• Work to do
Reproduce each line that includes the word "液体产品".

# START OF Recorded data

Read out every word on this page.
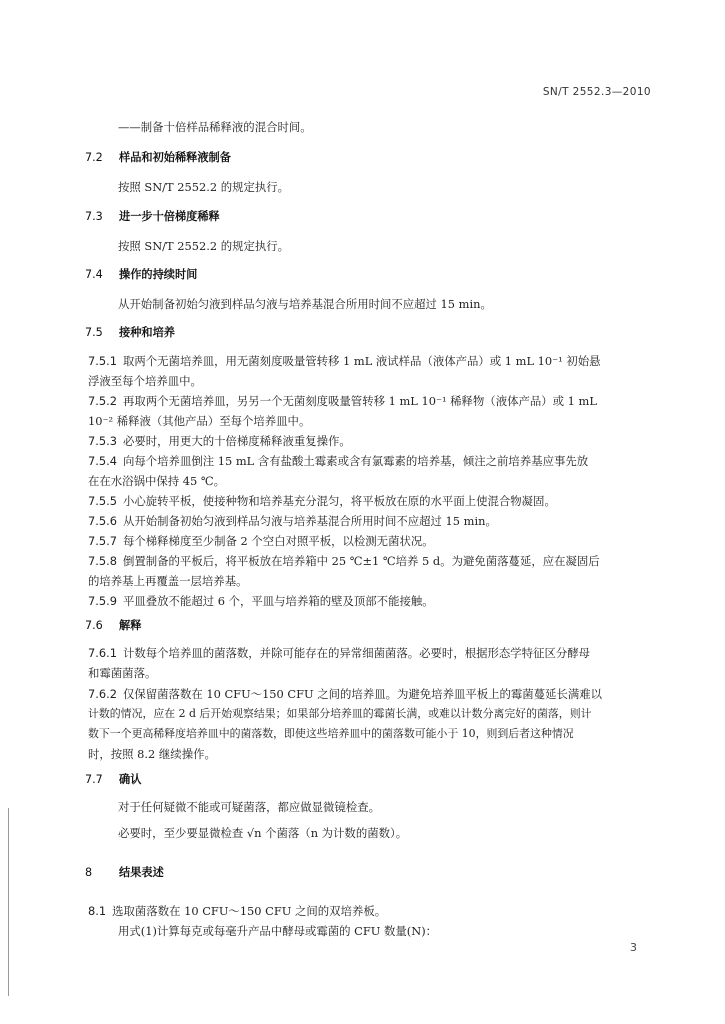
SN/T 2552.3—2010
——制备十倍样品稀释液的混合时间。
7.2 样品和初始稀释液制备
按照 SN/T 2552.2 的规定执行。
7.3 进一步十倍梯度稀释
按照 SN/T 2552.2 的规定执行。
7.4 操作的持续时间
从开始制备初始匀液到样品匀液与培养基混合所用时间不应超过 15 min。
7.5 接种和培养
7.5.1 取两个无菌培养皿，用无菌刻度吸量管转移 1 mL 液试样品（液体产品）或 1 mL 10⁻¹ 初始悬
浮液至每个培养皿中。
7.5.2 再取两个无菌培养皿，另另一个无菌刻度吸量管转移 1 mL 10⁻¹ 稀释物（液体产品）或 1 mL
10⁻² 稀释液（其他产品）至每个培养皿中。
7.5.3 必要时，用更大的十倍梯度稀释液重复操作。
7.5.4 向每个培养皿倒注 15 mL 含有盐酸土霉素或含有氯霉素的培养基，倾注之前培养基应事先放
在在水浴锅中保持 45 ℃。
7.5.5 小心旋转平板，使接种物和培养基充分混匀，将平板放在原的水平面上使混合物凝固。
7.5.6 从开始制备初始匀液到样品匀液与培养基混合所用时间不应超过 15 min。
7.5.7 每个梯释梯度至少制备 2 个空白对照平板，以检测无菌状况。
7.5.8 倒置制备的平板后，将平板放在培养箱中 25 ℃±1 ℃培养 5 d。为避免菌落蔓延，应在凝固后
的培养基上再覆盖一层培养基。
7.5.9 平皿叠放不能超过 6 个，平皿与培养箱的壁及顶部不能接触。
7.6 解释
7.6.1 计数每个培养皿的菌落数，并除可能存在的异常细菌菌落。必要时，根据形态学特征区分酵母
和霉菌菌落。
7.6.2 仅保留菌落数在 10 CFU～150 CFU 之间的培养皿。为避免培养皿平板上的霉菌蔓延长满难以
计数的情况，应在 2 d 后开始观察结果；如果部分培养皿的霉菌长满，或难以计数分离完好的菌落，则计
数下一个更高稀释度培养皿中的菌落数，即使这些培养皿中的菌落数可能小于 10，则到后者这种情况
时，按照 8.2 继续操作。
7.7 确认
对于任何疑微不能或可疑菌落，都应做显微镜检查。
必要时，至少要显微检查 √n 个菌落（n 为计数的菌数）。
8 结果表述
8.1 选取菌落数在 10 CFU～150 CFU 之间的双培养板。
用式(1)计算每克或每毫升产品中酵母或霉菌的 CFU 数量(N)：
3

# END OF Recorded data

• Exercise result
7.5.1 取两个无菌培养皿，用无菌刻度吸量管转移 1 mL 液试样品（液体产品）或 1 mL 10⁻¹ 初始悬
7.5.2 再取两个无菌培养皿，另另一个无菌刻度吸量管转移 1 mL 10⁻¹ 稀释物（液体产品）或 1 mL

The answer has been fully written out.